(Data records)
======
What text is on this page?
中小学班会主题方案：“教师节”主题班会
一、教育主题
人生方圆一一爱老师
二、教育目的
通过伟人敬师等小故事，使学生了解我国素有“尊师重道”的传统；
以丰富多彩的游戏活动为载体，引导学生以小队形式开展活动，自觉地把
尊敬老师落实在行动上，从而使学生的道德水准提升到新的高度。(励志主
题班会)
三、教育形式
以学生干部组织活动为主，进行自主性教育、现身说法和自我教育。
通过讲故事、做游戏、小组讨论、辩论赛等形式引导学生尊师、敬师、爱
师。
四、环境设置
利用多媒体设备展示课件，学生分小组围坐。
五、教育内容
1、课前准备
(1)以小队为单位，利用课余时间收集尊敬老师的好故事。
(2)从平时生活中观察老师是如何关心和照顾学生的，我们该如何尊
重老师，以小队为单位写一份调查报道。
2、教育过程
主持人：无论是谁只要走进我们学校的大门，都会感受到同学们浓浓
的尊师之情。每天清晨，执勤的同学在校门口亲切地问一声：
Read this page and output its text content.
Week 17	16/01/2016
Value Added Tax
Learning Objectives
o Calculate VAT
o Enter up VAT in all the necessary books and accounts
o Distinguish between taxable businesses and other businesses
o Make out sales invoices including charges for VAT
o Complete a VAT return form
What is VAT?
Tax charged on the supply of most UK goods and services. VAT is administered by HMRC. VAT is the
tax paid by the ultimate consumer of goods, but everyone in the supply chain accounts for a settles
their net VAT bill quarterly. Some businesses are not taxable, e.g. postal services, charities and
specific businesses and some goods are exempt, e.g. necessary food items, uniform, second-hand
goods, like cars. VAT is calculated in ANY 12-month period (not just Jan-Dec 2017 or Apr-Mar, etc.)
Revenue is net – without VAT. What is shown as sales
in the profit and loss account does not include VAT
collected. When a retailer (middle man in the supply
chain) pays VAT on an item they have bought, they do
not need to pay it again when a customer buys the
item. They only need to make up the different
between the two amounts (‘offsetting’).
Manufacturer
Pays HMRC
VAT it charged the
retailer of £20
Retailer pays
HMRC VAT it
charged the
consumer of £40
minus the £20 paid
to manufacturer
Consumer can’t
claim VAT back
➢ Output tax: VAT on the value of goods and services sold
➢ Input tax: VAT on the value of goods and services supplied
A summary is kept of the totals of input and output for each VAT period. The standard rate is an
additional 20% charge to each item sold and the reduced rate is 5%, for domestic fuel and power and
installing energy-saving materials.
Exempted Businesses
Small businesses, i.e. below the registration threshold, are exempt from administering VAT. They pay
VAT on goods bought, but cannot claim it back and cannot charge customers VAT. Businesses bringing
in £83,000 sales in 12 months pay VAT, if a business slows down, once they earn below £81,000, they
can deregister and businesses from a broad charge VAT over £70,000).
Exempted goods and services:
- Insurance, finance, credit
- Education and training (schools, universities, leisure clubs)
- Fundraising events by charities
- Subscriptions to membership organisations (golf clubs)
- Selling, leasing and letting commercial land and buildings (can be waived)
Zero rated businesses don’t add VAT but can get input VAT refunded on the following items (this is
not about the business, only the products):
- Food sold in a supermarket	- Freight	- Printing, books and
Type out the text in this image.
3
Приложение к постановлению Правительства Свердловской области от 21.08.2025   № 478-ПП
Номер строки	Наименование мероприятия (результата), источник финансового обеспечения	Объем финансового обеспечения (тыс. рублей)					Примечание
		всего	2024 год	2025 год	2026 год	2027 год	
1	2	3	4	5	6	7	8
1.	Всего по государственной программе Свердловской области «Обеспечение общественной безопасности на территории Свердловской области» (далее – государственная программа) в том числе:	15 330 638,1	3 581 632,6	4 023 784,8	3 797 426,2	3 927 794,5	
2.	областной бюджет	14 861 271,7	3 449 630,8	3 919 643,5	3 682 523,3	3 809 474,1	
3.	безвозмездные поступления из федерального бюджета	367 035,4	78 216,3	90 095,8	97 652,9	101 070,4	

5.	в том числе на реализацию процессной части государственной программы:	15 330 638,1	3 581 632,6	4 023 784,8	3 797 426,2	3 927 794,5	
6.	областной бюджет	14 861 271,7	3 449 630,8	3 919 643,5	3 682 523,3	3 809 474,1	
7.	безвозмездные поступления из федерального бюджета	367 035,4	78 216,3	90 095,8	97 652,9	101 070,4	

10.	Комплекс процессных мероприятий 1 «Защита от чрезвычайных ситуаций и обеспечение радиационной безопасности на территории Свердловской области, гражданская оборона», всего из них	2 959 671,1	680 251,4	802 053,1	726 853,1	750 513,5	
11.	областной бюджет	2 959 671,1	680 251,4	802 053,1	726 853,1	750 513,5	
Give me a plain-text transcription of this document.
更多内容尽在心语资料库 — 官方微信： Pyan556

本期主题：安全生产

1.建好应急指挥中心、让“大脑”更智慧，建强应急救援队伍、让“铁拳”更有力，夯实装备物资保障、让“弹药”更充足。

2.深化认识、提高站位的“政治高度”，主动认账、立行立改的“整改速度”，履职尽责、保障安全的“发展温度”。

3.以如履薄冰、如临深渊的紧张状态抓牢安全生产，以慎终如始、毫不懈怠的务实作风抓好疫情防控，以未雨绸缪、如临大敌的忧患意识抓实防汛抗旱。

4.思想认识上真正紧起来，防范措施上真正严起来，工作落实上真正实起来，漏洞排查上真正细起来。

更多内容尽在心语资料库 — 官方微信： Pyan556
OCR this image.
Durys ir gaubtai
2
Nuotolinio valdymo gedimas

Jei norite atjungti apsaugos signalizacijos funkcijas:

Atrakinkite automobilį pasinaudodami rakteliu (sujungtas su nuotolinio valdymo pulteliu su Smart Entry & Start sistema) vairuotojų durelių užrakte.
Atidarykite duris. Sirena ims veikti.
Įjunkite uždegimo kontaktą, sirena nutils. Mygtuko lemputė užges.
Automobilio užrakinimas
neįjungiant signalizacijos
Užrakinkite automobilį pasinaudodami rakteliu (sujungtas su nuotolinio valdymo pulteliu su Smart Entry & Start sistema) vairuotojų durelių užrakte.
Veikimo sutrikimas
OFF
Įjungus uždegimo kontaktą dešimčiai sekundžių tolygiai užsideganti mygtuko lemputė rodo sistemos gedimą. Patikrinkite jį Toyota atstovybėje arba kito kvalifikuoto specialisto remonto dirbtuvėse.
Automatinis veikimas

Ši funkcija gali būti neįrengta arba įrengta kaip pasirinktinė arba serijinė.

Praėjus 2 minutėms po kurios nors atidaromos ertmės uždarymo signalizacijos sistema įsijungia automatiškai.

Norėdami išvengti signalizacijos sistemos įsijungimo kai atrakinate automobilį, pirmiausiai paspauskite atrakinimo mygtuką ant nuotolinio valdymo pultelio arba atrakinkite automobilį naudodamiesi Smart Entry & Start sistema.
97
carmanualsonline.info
======
* Instructions for the task *
Your task is to print the whole listing again exactly.

* Answer *
What text is on this page?
中小学班会主题方案：“教师节”主题班会
一、教育主题
人生方圆一一爱老师
二、教育目的
通过伟人敬师等小故事，使学生了解我国素有“尊师重道”的传统；
以丰富多彩的游戏活动为载体，引导学生以小队形式开展活动，自觉地把
尊敬老师落实在行动上，从而使学生的道德水准提升到新的高度。(励志主
题班会)
三、教育形式
以学生干部组织活动为主，进行自主性教育、现身说法和自我教育。
通过讲故事、做游戏、小组讨论、辩论赛等形式引导学生尊师、敬师、爱
师。
四、环境设置
利用多媒体设备展示课件，学生分小组围坐。
五、教育内容
1、课前准备
(1)以小队为单位，利用课余时间收集尊敬老师的好故事。
(2)从平时生活中观察老师是如何关心和照顾学生的，我们该如何尊
重老师，以小队为单位写一份调查报道。
2、教育过程
主持人：无论是谁只要走进我们学校的大门，都会感受到同学们浓浓
的尊师之情。每天清晨，执勤的同学在校门口亲切地问一声：
Read this page and output its text content.
Week 17	16/01/2016
Value Added Tax
Learning Objectives
o Calculate VAT
o Enter up VAT in all the necessary books and accounts
o Distinguish between taxable businesses and other businesses
o Make out sales invoices including charges for VAT
o Complete a VAT return form
What is VAT?
Tax charged on the supply of most UK goods and services. VAT is administered by HMRC. VAT is the
tax paid by the ultimate consumer of goods, but everyone in the supply chain accounts for a settles
their net VAT bill quarterly. Some businesses are not taxable, e.g. postal services, charities and
specific businesses and some goods are exempt, e.g. necessary food items, uniform, second-hand
goods, like cars. VAT is calculated in ANY 12-month period (not just Jan-Dec 2017 or Apr-Mar, etc.)
Revenue is net – without VAT. What is shown as sales
in the profit and loss account does not include VAT
collected. When a retailer (middle man in the supply
chain) pays VAT on an item they have bought, they do
not need to pay it again when a customer buys the
item. They only need to make up the different
between the two amounts (‘offsetting’).
Manufacturer
Pays HMRC
VAT it charged the
retailer of £20
Retailer pays
HMRC VAT it
charged the
consumer of £40
minus the £20 paid
to manufacturer
Consumer can’t
claim VAT back
➢ Output tax: VAT on the value of goods and services sold
➢ Input tax: VAT on the value of goods and services supplied
A summary is kept of the totals of input and output for each VAT period. The standard rate is an
additional 20% charge to each item sold and the reduced rate is 5%, for domestic fuel and power and
installing energy-saving materials.
Exempted Businesses
Small businesses, i.e. below the registration threshold, are exempt from administering VAT. They pay
VAT on goods bought, but cannot claim it back and cannot charge customers VAT. Businesses bringing
in £83,000 sales in 12 months pay VAT, if a business slows down, once they earn below £81,000, they
can deregister and businesses from a broad charge VAT over £70,000).
Exempted goods and services:
- Insurance, finance, credit
- Education and training (schools, universities, leisure clubs)
- Fundraising events by charities
- Subscriptions to membership organisations (golf clubs)
- Selling, leasing and letting commercial land and buildings (can be waived)
Zero rated businesses don’t add VAT but can get input VAT refunded on the following items (this is
not about the business, only the products):
- Food sold in a supermarket	- Freight	- Printing, books and
Type out the text in this image.
3
Приложение к постановлению Правительства Свердловской области от 21.08.2025   № 478-ПП
Номер строки	Наименование мероприятия (результата), источник финансового обеспечения	Объем финансового обеспечения (тыс. рублей)					Примечание
		всего	2024 год	2025 год	2026 год	2027 год	
1	2	3	4	5	6	7	8
1.	Всего по государственной программе Свердловской области «Обеспечение общественной безопасности на территории Свердловской области» (далее – государственная программа) в том числе:	15 330 638,1	3 581 632,6	4 023 784,8	3 797 426,2	3 927 794,5	
2.	областной бюджет	14 861 271,7	3 449 630,8	3 919 643,5	3 682 523,3	3 809 474,1	
3.	безвозмездные поступления из федерального бюджета	367 035,4	78 216,3	90 095,8	97 652,9	101 070,4	

5.	в том числе на реализацию процессной части государственной программы:	15 330 638,1	3 581 632,6	4 023 784,8	3 797 426,2	3 927 794,5	
6.	областной бюджет	14 861 271,7	3 449 630,8	3 919 643,5	3 682 523,3	3 809 474,1	
7.	безвозмездные поступления из федерального бюджета	367 035,4	78 216,3	90 095,8	97 652,9	101 070,4	

10.	Комплекс процессных мероприятий 1 «Защита от чрезвычайных ситуаций и обеспечение радиационной безопасности на территории Свердловской области, гражданская оборона», всего из них	2 959 671,1	680 251,4	802 053,1	726 853,1	750 513,5	
11.	областной бюджет	2 959 671,1	680 251,4	802 053,1	726 853,1	750 513,5	
Give me a plain-text transcription of this document.
更多内容尽在心语资料库 — 官方微信： Pyan556

本期主题：安全生产

1.建好应急指挥中心、让“大脑”更智慧，建强应急救援队伍、让“铁拳”更有力，夯实装备物资保障、让“弹药”更充足。

2.深化认识、提高站位的“政治高度”，主动认账、立行立改的“整改速度”，履职尽责、保障安全的“发展温度”。

3.以如履薄冰、如临深渊的紧张状态抓牢安全生产，以慎终如始、毫不懈怠的务实作风抓好疫情防控，以未雨绸缪、如临大敌的忧患意识抓实防汛抗旱。

4.思想认识上真正紧起来，防范措施上真正严起来，工作落实上真正实起来，漏洞排查上真正细起来。

更多内容尽在心语资料库 — 官方微信： Pyan556
OCR this image.
Durys ir gaubtai
2
Nuotolinio valdymo gedimas

Jei norite atjungti apsaugos signalizacijos funkcijas:

Atrakinkite automobilį pasinaudodami rakteliu (sujungtas su nuotolinio valdymo pulteliu su Smart Entry & Start sistema) vairuotojų durelių užrakte.
Atidarykite duris. Sirena ims veikti.
Įjunkite uždegimo kontaktą, sirena nutils. Mygtuko lemputė užges.
Automobilio užrakinimas
neįjungiant signalizacijos
Užrakinkite automobilį pasinaudodami rakteliu (sujungtas su nuotolinio valdymo pulteliu su Smart Entry & Start sistema) vairuotojų durelių užrakte.
Veikimo sutrikimas
OFF
Įjungus uždegimo kontaktą dešimčiai sekundžių tolygiai užsideganti mygtuko lemputė rodo sistemos gedimą. Patikrinkite jį Toyota atstovybėje arba kito kvalifikuoto specialisto remonto dirbtuvėse.
Automatinis veikimas

Ši funkcija gali būti neįrengta arba įrengta kaip pasirinktinė arba serijinė.

Praėjus 2 minutėms po kurios nors atidaromos ertmės uždarymo signalizacijos sistema įsijungia automatiškai.

Norėdami išvengti signalizacijos sistemos įsijungimo kai atrakinate automobilį, pirmiausiai paspauskite atrakinimo mygtuką ant nuotolinio valdymo pultelio arba atrakinkite automobilį naudodamiesi Smart Entry & Start sistema.
97
carmanualsonline.info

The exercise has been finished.